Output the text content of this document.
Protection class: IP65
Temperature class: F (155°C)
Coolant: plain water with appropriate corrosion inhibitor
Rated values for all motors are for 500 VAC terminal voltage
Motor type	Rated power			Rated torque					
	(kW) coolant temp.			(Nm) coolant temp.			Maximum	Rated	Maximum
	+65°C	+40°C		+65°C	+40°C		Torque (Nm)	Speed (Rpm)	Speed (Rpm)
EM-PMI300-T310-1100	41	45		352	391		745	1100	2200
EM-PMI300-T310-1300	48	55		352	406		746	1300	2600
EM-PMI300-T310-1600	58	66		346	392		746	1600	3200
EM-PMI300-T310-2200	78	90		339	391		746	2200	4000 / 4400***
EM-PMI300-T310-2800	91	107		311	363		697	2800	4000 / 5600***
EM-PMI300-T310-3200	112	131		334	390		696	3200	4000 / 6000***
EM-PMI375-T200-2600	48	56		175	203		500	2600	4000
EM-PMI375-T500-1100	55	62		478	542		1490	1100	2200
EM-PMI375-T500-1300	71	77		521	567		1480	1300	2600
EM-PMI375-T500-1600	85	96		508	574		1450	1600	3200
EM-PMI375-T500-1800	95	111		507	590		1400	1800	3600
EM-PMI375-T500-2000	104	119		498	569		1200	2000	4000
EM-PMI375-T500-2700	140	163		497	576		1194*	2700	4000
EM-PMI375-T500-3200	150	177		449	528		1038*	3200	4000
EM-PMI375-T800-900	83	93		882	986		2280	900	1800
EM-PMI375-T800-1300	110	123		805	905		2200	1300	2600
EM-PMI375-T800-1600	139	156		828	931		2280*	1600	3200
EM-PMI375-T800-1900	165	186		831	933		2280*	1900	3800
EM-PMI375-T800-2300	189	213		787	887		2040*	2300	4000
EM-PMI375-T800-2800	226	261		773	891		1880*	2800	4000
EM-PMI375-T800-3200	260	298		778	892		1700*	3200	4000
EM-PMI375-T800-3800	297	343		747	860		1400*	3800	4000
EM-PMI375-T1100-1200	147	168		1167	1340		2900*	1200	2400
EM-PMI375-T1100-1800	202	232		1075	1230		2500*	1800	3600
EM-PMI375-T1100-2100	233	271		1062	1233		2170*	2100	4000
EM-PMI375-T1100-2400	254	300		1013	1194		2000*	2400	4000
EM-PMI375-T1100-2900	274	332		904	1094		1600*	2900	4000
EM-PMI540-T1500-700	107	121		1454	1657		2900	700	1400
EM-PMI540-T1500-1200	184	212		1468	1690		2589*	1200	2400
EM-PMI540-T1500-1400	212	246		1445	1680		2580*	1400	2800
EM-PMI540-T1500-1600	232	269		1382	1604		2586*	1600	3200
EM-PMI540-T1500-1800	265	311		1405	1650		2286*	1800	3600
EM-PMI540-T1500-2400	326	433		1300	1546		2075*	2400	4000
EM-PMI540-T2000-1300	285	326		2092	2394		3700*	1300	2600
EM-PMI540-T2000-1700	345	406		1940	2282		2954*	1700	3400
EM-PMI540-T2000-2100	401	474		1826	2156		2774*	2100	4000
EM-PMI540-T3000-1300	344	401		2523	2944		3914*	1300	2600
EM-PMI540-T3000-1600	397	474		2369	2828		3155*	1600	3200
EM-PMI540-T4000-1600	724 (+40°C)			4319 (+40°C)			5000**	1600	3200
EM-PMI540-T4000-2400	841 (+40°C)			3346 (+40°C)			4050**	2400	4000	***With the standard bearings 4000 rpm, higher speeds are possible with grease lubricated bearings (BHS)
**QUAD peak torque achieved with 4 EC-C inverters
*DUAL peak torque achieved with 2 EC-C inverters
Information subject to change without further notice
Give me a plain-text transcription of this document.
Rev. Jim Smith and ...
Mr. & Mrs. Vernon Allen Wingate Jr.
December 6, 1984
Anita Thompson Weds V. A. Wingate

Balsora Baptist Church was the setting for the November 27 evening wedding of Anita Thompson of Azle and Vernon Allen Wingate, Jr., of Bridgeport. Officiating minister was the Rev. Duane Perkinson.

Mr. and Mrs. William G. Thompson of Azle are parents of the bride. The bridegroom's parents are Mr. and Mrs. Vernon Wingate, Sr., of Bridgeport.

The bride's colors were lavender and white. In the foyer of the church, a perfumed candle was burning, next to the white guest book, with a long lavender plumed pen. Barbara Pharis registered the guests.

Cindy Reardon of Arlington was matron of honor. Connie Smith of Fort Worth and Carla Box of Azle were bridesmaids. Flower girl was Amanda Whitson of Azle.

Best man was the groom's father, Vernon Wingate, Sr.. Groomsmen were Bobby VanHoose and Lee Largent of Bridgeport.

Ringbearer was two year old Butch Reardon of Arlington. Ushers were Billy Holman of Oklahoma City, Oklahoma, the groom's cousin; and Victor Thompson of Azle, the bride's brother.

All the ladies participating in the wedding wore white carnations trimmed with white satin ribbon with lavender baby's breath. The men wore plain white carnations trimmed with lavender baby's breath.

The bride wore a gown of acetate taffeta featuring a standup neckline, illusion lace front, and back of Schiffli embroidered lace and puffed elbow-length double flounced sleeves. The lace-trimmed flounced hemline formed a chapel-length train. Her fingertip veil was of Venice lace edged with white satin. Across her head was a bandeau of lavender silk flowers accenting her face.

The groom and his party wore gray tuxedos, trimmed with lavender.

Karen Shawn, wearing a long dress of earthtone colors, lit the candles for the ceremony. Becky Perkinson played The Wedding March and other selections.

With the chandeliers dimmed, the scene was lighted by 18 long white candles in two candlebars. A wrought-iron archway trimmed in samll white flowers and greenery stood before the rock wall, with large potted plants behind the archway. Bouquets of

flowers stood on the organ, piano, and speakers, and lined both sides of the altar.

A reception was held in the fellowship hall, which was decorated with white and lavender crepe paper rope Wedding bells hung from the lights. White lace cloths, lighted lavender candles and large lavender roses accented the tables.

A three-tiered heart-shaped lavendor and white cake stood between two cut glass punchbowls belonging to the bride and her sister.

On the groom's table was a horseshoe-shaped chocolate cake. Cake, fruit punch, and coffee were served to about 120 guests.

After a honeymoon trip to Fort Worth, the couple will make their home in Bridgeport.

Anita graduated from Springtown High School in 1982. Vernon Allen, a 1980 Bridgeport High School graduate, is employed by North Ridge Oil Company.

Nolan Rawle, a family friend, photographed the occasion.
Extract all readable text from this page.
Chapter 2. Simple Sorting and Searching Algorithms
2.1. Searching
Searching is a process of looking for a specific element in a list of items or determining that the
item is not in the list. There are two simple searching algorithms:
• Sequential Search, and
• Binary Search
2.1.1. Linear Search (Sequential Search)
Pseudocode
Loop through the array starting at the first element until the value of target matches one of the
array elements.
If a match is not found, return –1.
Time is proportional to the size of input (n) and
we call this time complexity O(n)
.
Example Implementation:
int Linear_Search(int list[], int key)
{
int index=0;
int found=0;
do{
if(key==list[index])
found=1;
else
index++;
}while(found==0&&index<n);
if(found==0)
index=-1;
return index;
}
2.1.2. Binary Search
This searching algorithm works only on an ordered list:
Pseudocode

## PROMPT
Print out every record again, exactly and in full.

## SOLUTION FOR THIS TASK
Output the text content of this document.
Protection class: IP65
Temperature class: F (155°C)
Coolant: plain water with appropriate corrosion inhibitor
Rated values for all motors are for 500 VAC terminal voltage
Motor type	Rated power			Rated torque					
	(kW) coolant temp.			(Nm) coolant temp.			Maximum	Rated	Maximum
	+65°C	+40°C		+65°C	+40°C		Torque (Nm)	Speed (Rpm)	Speed (Rpm)
EM-PMI300-T310-1100	41	45		352	391		745	1100	2200
EM-PMI300-T310-1300	48	55		352	406		746	1300	2600
EM-PMI300-T310-1600	58	66		346	392		746	1600	3200
EM-PMI300-T310-2200	78	90		339	391		746	2200	4000 / 4400***
EM-PMI300-T310-2800	91	107		311	363		697	2800	4000 / 5600***
EM-PMI300-T310-3200	112	131		334	390		696	3200	4000 / 6000***
EM-PMI375-T200-2600	48	56		175	203		500	2600	4000
EM-PMI375-T500-1100	55	62		478	542		1490	1100	2200
EM-PMI375-T500-1300	71	77		521	567		1480	1300	2600
EM-PMI375-T500-1600	85	96		508	574		1450	1600	3200
EM-PMI375-T500-1800	95	111		507	590		1400	1800	3600
EM-PMI375-T500-2000	104	119		498	569		1200	2000	4000
EM-PMI375-T500-2700	140	163		497	576		1194*	2700	4000
EM-PMI375-T500-3200	150	177		449	528		1038*	3200	4000
EM-PMI375-T800-900	83	93		882	986		2280	900	1800
EM-PMI375-T800-1300	110	123		805	905		2200	1300	2600
EM-PMI375-T800-1600	139	156		828	931		2280*	1600	3200
EM-PMI375-T800-1900	165	186		831	933		2280*	1900	3800
EM-PMI375-T800-2300	189	213		787	887		2040*	2300	4000
EM-PMI375-T800-2800	226	261		773	891		1880*	2800	4000
EM-PMI375-T800-3200	260	298		778	892		1700*	3200	4000
EM-PMI375-T800-3800	297	343		747	860		1400*	3800	4000
EM-PMI375-T1100-1200	147	168		1167	1340		2900*	1200	2400
EM-PMI375-T1100-1800	202	232		1075	1230		2500*	1800	3600
EM-PMI375-T1100-2100	233	271		1062	1233		2170*	2100	4000
EM-PMI375-T1100-2400	254	300		1013	1194		2000*	2400	4000
EM-PMI375-T1100-2900	274	332		904	1094		1600*	2900	4000
EM-PMI540-T1500-700	107	121		1454	1657		2900	700	1400
EM-PMI540-T1500-1200	184	212		1468	1690		2589*	1200	2400
EM-PMI540-T1500-1400	212	246		1445	1680		2580*	1400	2800
EM-PMI540-T1500-1600	232	269		1382	1604		2586*	1600	3200
EM-PMI540-T1500-1800	265	311		1405	1650		2286*	1800	3600
EM-PMI540-T1500-2400	326	433		1300	1546		2075*	2400	4000
EM-PMI540-T2000-1300	285	326		2092	2394		3700*	1300	2600
EM-PMI540-T2000-1700	345	406		1940	2282		2954*	1700	3400
EM-PMI540-T2000-2100	401	474		1826	2156		2774*	2100	4000
EM-PMI540-T3000-1300	344	401		2523	2944		3914*	1300	2600
EM-PMI540-T3000-1600	397	474		2369	2828		3155*	1600	3200
EM-PMI540-T4000-1600	724 (+40°C)			4319 (+40°C)			5000**	1600	3200
EM-PMI540-T4000-2400	841 (+40°C)			3346 (+40°C)			4050**	2400	4000	***With the standard bearings 4000 rpm, higher speeds are possible with grease lubricated bearings (BHS)
**QUAD peak torque achieved with 4 EC-C inverters
*DUAL peak torque achieved with 2 EC-C inverters
Information subject to change without further notice
Give me a plain-text transcription of this document.
Rev. Jim Smith and ...
Mr. & Mrs. Vernon Allen Wingate Jr.
December 6, 1984
Anita Thompson Weds V. A. Wingate

Balsora Baptist Church was the setting for the November 27 evening wedding of Anita Thompson of Azle and Vernon Allen Wingate, Jr., of Bridgeport. Officiating minister was the Rev. Duane Perkinson.

Mr. and Mrs. William G. Thompson of Azle are parents of the bride. The bridegroom's parents are Mr. and Mrs. Vernon Wingate, Sr., of Bridgeport.

The bride's colors were lavender and white. In the foyer of the church, a perfumed candle was burning, next to the white guest book, with a long lavender plumed pen. Barbara Pharis registered the guests.

Cindy Reardon of Arlington was matron of honor. Connie Smith of Fort Worth and Carla Box of Azle were bridesmaids. Flower girl was Amanda Whitson of Azle.

Best man was the groom's father, Vernon Wingate, Sr.. Groomsmen were Bobby VanHoose and Lee Largent of Bridgeport.

Ringbearer was two year old Butch Reardon of Arlington. Ushers were Billy Holman of Oklahoma City, Oklahoma, the groom's cousin; and Victor Thompson of Azle, the bride's brother.

All the ladies participating in the wedding wore white carnations trimmed with white satin ribbon with lavender baby's breath. The men wore plain white carnations trimmed with lavender baby's breath.

The bride wore a gown of acetate taffeta featuring a standup neckline, illusion lace front, and back of Schiffli embroidered lace and puffed elbow-length double flounced sleeves. The lace-trimmed flounced hemline formed a chapel-length train. Her fingertip veil was of Venice lace edged with white satin. Across her head was a bandeau of lavender silk flowers accenting her face.

The groom and his party wore gray tuxedos, trimmed with lavender.

Karen Shawn, wearing a long dress of earthtone colors, lit the candles for the ceremony. Becky Perkinson played The Wedding March and other selections.

With the chandeliers dimmed, the scene was lighted by 18 long white candles in two candlebars. A wrought-iron archway trimmed in samll white flowers and greenery stood before the rock wall, with large potted plants behind the archway. Bouquets of

flowers stood on the organ, piano, and speakers, and lined both sides of the altar.

A reception was held in the fellowship hall, which was decorated with white and lavender crepe paper rope Wedding bells hung from the lights. White lace cloths, lighted lavender candles and large lavender roses accented the tables.

A three-tiered heart-shaped lavendor and white cake stood between two cut glass punchbowls belonging to the bride and her sister.

On the groom's table was a horseshoe-shaped chocolate cake. Cake, fruit punch, and coffee were served to about 120 guests.

After a honeymoon trip to Fort Worth, the couple will make their home in Bridgeport.

Anita graduated from Springtown High School in 1982. Vernon Allen, a 1980 Bridgeport High School graduate, is employed by North Ridge Oil Company.

Nolan Rawle, a family friend, photographed the occasion.
Extract all readable text from this page.
Chapter 2. Simple Sorting and Searching Algorithms
2.1. Searching
Searching is a process of looking for a specific element in a list of items or determining that the
item is not in the list. There are two simple searching algorithms:
• Sequential Search, and
• Binary Search
2.1.1. Linear Search (Sequential Search)
Pseudocode
Loop through the array starting at the first element until the value of target matches one of the
array elements.
If a match is not found, return –1.
Time is proportional to the size of input (n) and
we call this time complexity O(n)
.
Example Implementation:
int Linear_Search(int list[], int key)
{
int index=0;
int found=0;
do{
if(key==list[index])
found=1;
else
index++;
}while(found==0&&index<n);
if(found==0)
index=-1;
return index;
}
2.1.2. Binary Search
This searching algorithm works only on an ordered list:
Pseudocode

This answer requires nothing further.